STATED GOAL:
Search the listing below for the string "this" and copy every line where it occurs.
+++++
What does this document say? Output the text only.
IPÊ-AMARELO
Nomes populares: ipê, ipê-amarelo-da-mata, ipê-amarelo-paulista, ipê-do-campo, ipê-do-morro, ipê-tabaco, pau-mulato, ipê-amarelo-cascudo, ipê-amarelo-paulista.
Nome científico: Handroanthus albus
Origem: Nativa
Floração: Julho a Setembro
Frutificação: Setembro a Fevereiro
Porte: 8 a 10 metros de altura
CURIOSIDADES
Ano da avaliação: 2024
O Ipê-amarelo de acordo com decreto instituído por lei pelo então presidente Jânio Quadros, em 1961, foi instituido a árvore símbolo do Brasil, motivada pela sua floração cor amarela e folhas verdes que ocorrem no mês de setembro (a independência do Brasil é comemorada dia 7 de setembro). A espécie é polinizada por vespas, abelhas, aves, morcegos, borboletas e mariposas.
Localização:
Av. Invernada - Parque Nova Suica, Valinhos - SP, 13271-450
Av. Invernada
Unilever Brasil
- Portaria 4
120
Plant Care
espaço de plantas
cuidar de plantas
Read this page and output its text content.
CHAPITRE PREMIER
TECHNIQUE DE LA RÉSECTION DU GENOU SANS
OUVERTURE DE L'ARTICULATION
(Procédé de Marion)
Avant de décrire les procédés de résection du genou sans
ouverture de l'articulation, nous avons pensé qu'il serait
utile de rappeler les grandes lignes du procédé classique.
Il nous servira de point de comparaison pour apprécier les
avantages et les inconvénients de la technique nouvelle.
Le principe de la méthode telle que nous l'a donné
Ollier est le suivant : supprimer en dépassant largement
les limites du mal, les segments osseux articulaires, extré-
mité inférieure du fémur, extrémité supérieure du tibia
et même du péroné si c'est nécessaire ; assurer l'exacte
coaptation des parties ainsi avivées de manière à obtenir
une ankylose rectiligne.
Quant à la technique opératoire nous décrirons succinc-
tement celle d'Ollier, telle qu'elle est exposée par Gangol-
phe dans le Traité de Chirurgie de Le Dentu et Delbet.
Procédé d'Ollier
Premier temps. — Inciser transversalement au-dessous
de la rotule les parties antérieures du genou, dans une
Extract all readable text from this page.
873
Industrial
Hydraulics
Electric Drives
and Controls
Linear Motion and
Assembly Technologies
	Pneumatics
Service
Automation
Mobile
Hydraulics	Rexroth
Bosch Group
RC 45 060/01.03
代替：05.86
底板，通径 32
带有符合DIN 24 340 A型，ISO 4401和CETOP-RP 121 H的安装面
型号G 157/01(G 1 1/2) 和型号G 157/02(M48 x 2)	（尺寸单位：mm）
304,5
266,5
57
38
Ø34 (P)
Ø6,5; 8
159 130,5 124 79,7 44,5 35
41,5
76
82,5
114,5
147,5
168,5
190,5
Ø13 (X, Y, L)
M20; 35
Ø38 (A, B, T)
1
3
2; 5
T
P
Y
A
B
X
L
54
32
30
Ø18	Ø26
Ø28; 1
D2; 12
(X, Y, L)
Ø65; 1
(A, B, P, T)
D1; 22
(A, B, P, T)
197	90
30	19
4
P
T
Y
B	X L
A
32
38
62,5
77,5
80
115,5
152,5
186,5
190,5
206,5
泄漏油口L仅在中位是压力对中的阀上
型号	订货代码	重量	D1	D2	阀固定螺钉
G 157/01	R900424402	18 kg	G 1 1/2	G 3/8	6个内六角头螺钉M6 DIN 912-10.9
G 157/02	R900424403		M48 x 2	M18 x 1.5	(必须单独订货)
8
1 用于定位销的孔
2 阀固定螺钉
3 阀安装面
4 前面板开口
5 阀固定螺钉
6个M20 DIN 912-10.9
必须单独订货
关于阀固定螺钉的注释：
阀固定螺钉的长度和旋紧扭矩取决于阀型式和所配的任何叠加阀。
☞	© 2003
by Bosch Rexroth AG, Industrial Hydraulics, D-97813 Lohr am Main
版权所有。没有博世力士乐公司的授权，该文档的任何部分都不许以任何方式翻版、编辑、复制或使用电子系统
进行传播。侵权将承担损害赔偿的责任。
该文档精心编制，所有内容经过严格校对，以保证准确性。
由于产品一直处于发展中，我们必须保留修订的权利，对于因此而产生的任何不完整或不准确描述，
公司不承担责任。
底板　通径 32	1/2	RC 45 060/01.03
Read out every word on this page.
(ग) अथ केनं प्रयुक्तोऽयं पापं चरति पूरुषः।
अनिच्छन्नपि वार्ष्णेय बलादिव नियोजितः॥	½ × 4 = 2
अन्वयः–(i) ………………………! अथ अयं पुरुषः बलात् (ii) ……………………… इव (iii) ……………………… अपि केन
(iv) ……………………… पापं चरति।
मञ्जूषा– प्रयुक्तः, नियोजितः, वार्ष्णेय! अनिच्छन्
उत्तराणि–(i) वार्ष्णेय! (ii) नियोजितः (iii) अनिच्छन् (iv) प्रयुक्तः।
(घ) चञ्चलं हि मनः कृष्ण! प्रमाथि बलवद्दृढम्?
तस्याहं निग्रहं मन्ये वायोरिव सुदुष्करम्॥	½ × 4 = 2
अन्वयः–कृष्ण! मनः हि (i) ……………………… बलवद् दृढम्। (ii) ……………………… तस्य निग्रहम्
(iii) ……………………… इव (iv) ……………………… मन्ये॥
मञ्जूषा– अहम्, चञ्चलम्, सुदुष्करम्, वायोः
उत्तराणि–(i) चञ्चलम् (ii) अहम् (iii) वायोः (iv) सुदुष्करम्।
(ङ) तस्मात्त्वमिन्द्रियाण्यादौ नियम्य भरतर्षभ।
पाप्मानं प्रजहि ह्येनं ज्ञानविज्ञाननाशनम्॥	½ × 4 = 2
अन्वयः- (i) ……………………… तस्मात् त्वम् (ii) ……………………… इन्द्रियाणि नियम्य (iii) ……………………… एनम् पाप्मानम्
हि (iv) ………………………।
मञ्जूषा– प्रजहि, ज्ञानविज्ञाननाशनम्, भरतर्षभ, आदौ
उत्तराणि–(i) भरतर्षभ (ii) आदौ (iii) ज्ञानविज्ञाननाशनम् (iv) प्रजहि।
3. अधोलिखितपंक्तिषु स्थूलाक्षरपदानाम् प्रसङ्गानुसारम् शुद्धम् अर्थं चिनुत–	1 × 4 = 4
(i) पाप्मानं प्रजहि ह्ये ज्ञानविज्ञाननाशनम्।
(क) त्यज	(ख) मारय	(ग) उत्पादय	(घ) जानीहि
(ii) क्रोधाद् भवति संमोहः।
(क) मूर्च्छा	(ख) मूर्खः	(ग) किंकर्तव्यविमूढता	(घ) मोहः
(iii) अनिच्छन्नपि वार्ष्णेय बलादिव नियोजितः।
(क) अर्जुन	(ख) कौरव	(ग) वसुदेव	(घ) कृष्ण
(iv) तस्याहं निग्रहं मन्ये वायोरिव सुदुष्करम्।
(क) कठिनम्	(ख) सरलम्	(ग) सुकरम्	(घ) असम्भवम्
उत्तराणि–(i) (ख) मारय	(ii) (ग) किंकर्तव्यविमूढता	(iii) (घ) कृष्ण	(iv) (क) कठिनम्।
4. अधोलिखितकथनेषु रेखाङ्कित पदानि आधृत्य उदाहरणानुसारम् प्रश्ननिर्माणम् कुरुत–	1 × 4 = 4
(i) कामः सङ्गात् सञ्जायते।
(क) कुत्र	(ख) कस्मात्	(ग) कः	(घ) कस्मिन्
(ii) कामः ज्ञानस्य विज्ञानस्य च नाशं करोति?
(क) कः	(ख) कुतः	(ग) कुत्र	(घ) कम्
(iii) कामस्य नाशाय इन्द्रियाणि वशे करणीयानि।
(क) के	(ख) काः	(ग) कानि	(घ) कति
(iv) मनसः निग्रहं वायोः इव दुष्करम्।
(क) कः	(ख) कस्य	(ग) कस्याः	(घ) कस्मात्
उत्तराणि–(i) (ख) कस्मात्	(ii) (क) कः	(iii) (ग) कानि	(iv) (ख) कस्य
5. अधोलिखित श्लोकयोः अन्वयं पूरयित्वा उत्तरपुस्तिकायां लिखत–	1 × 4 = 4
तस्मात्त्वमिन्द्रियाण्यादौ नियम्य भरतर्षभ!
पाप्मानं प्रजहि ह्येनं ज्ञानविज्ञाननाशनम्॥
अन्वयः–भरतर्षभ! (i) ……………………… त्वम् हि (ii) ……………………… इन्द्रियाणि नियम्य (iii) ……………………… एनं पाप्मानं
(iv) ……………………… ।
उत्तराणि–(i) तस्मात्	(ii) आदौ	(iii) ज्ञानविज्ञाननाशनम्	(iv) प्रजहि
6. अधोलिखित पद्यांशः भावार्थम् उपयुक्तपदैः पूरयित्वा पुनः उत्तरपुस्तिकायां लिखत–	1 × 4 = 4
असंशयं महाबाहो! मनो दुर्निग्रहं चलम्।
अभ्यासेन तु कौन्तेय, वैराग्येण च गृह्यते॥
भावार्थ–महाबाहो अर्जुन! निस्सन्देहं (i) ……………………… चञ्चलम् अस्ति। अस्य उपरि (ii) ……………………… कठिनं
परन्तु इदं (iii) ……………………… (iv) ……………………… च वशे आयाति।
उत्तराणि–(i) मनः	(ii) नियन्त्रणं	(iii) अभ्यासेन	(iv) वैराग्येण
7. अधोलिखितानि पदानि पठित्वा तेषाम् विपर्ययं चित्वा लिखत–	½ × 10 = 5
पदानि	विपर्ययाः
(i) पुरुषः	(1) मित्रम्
+++++
REPLY TO THE EXERCISE:
What does this document say? Output the text only.
Read this page and output its text content.
Extract all readable text from this page.
Read out every word on this page.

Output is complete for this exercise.